◆ **Task brief**: Copy out each line of the material below with no changes.

◆ **Saved data entries**:

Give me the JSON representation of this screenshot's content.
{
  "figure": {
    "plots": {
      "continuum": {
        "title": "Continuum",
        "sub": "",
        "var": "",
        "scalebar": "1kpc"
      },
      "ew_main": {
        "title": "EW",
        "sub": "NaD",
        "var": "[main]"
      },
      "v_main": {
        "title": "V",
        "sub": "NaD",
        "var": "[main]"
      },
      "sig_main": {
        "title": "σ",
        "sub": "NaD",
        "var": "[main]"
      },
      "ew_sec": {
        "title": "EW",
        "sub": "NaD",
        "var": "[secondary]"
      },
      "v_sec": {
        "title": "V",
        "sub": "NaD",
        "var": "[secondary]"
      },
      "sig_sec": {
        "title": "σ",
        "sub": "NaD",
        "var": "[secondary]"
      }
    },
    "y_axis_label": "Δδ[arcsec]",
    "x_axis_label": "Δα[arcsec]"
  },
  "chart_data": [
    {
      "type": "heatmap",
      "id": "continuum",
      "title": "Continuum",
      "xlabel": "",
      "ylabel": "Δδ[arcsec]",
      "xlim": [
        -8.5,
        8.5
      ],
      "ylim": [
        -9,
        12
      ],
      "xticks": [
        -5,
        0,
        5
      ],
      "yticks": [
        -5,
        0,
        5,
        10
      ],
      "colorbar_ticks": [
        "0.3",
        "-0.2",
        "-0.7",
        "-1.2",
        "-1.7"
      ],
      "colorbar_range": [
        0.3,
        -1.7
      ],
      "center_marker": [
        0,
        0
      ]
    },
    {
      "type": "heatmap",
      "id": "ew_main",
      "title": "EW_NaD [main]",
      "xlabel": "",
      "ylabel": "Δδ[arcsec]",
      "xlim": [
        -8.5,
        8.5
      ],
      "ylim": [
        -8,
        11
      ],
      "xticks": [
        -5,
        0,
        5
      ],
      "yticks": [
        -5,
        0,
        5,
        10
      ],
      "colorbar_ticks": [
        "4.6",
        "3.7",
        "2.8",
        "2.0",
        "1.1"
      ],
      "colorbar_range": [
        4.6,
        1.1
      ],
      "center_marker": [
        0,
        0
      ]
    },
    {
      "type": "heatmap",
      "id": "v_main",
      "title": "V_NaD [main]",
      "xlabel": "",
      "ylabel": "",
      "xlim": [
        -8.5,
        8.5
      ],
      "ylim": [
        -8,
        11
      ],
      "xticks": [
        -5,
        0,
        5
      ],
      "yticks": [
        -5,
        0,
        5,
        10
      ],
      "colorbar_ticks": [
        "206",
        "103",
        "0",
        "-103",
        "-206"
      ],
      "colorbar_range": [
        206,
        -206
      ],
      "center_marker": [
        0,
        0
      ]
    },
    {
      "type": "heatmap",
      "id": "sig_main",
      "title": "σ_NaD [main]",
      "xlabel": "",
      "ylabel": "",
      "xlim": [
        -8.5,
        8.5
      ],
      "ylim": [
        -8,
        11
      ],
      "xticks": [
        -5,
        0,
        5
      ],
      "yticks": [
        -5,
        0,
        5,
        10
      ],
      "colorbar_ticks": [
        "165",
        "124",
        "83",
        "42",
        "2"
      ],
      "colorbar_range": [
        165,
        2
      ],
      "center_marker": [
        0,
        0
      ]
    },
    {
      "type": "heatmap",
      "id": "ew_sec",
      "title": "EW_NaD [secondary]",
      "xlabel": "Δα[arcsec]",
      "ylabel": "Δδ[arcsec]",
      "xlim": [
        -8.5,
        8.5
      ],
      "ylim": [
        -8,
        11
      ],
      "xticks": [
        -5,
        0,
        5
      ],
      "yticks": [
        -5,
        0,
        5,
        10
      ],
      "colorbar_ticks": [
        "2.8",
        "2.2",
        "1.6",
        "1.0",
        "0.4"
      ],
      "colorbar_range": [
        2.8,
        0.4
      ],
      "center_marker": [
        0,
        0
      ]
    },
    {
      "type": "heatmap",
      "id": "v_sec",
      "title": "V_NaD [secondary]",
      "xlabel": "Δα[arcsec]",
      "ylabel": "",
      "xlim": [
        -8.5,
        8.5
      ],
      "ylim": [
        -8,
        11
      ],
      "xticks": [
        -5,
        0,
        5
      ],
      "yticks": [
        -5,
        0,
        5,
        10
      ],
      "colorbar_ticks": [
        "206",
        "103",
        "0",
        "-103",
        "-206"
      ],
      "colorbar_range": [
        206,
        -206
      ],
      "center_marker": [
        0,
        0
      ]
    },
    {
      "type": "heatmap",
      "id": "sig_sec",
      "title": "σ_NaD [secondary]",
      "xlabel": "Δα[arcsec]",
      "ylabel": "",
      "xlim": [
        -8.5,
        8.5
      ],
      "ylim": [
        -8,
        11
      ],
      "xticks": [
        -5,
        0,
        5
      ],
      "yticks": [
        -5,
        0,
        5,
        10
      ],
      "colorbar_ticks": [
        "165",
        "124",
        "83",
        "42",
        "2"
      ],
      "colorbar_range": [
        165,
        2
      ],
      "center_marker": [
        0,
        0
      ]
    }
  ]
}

◆ **Task answer**:
Give me the JSON representation of this screenshot's content.
{
  "figure": {
    "plots": {
      "continuum": {
        "title": "Continuum",
        "sub": "",
        "var": "",
        "scalebar": "1kpc"
      },
      "ew_main": {
        "title": "EW",
        "sub": "NaD",
        "var": "[main]"
      },
      "v_main": {
        "title": "V",
        "sub": "NaD",
        "var": "[main]"
      },
      "sig_main": {
        "title": "σ",
        "sub": "NaD",
        "var": "[main]"
      },
      "ew_sec": {
        "title": "EW",
        "sub": "NaD",
        "var": "[secondary]"
      },
      "v_sec": {
        "title": "V",
        "sub": "NaD",
        "var": "[secondary]"
      },
      "sig_sec": {
        "title": "σ",
        "sub": "NaD",
        "var": "[secondary]"
      }
    },
    "y_axis_label": "Δδ[arcsec]",
    "x_axis_label": "Δα[arcsec]"
  },
  "chart_data": [
    {
      "type": "heatmap",
      "id": "continuum",
      "title": "Continuum",
      "xlabel": "",
      "ylabel": "Δδ[arcsec]",
      "xlim": [
        -8.5,
        8.5
      ],
      "ylim": [
        -9,
        12
      ],
      "xticks": [
        -5,
        0,
        5
      ],
      "yticks": [
        -5,
        0,
        5,
        10
      ],
      "colorbar_ticks": [
        "0.3",
        "-0.2",
        "-0.7",
        "-1.2",
        "-1.7"
      ],
      "colorbar_range": [
        0.3,
        -1.7
      ],
      "center_marker": [
        0,
        0
      ]
    },
    {
      "type": "heatmap",
      "id": "ew_main",
      "title": "EW_NaD [main]",
      "xlabel": "",
      "ylabel": "Δδ[arcsec]",
      "xlim": [
        -8.5,
        8.5
      ],
      "ylim": [
        -8,
        11
      ],
      "xticks": [
        -5,
        0,
        5
      ],
      "yticks": [
        -5,
        0,
        5,
        10
      ],
      "colorbar_ticks": [
        "4.6",
        "3.7",
        "2.8",
        "2.0",
        "1.1"
      ],
      "colorbar_range": [
        4.6,
        1.1
      ],
      "center_marker": [
        0,
        0
      ]
    },
    {
      "type": "heatmap",
      "id": "v_main",
      "title": "V_NaD [main]",
      "xlabel": "",
      "ylabel": "",
      "xlim": [
        -8.5,
        8.5
      ],
      "ylim": [
        -8,
        11
      ],
      "xticks": [
        -5,
        0,
        5
      ],
      "yticks": [
        -5,
        0,
        5,
        10
      ],
      "colorbar_ticks": [
        "206",
        "103",
        "0",
        "-103",
        "-206"
      ],
      "colorbar_range": [
        206,
        -206
      ],
      "center_marker": [
        0,
        0
      ]
    },
    {
      "type": "heatmap",
      "id": "sig_main",
      "title": "σ_NaD [main]",
      "xlabel": "",
      "ylabel": "",
      "xlim": [
        -8.5,
        8.5
      ],
      "ylim": [
        -8,
        11
      ],
      "xticks": [
        -5,
        0,
        5
      ],
      "yticks": [
        -5,
        0,
        5,
        10
      ],
      "colorbar_ticks": [
        "165",
        "124",
        "83",
        "42",
        "2"
      ],
      "colorbar_range": [
        165,
        2
      ],
      "center_marker": [
        0,
        0
      ]
    },
    {
      "type": "heatmap",
      "id": "ew_sec",
      "title": "EW_NaD [secondary]",
      "xlabel": "Δα[arcsec]",
      "ylabel": "Δδ[arcsec]",
      "xlim": [
        -8.5,
        8.5
      ],
      "ylim": [
        -8,
        11
      ],
      "xticks": [
        -5,
        0,
        5
      ],
      "yticks": [
        -5,
        0,
        5,
        10
      ],
      "colorbar_ticks": [
        "2.8",
        "2.2",
        "1.6",
        "1.0",
        "0.4"
      ],
      "colorbar_range": [
        2.8,
        0.4
      ],
      "center_marker": [
        0,
        0
      ]
    },
    {
      "type": "heatmap",
      "id": "v_sec",
      "title": "V_NaD [secondary]",
      "xlabel": "Δα[arcsec]",
      "ylabel": "",
      "xlim": [
        -8.5,
        8.5
      ],
      "ylim": [
        -8,
        11
      ],
      "xticks": [
        -5,
        0,
        5
      ],
      "yticks": [
        -5,
        0,
        5,
        10
      ],
      "colorbar_ticks": [
        "206",
        "103",
        "0",
        "-103",
        "-206"
      ],
      "colorbar_range": [
        206,
        -206
      ],
      "center_marker": [
        0,
        0
      ]
    },
    {
      "type": "heatmap",
      "id": "sig_sec",
      "title": "σ_NaD [secondary]",
      "xlabel": "Δα[arcsec]",
      "ylabel": "",
      "xlim": [
        -8.5,
        8.5
      ],
      "ylim": [
        -8,
        11
      ],
      "xticks": [
        -5,
        0,
        5
      ],
      "yticks": [
        -5,
        0,
        5,
        10
      ],
      "colorbar_ticks": [
        "165",
        "124",
        "83",
        "42",
        "2"
      ],
      "colorbar_range": [
        165,
        2
      ],
      "center_marker": [
        0,
        0
      ]
    }
  ]
}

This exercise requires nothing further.